* [Brief] Show every line in the records below that contains the word "pattern".

* [Data to process]
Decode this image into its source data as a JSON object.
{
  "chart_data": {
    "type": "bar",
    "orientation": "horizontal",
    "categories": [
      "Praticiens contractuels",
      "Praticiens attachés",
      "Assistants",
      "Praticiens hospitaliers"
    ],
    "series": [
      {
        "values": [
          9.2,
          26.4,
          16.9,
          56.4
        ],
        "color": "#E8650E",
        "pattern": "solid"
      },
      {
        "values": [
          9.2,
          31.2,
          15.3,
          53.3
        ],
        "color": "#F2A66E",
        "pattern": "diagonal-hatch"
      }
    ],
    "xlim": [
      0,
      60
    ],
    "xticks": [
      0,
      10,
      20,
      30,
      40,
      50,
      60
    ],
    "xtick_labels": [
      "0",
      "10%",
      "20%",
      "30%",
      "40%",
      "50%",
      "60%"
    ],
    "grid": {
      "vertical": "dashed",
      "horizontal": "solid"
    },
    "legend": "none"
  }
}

* [Output for this exercise]
        "pattern": "solid"
        "pattern": "diagonal-hatch"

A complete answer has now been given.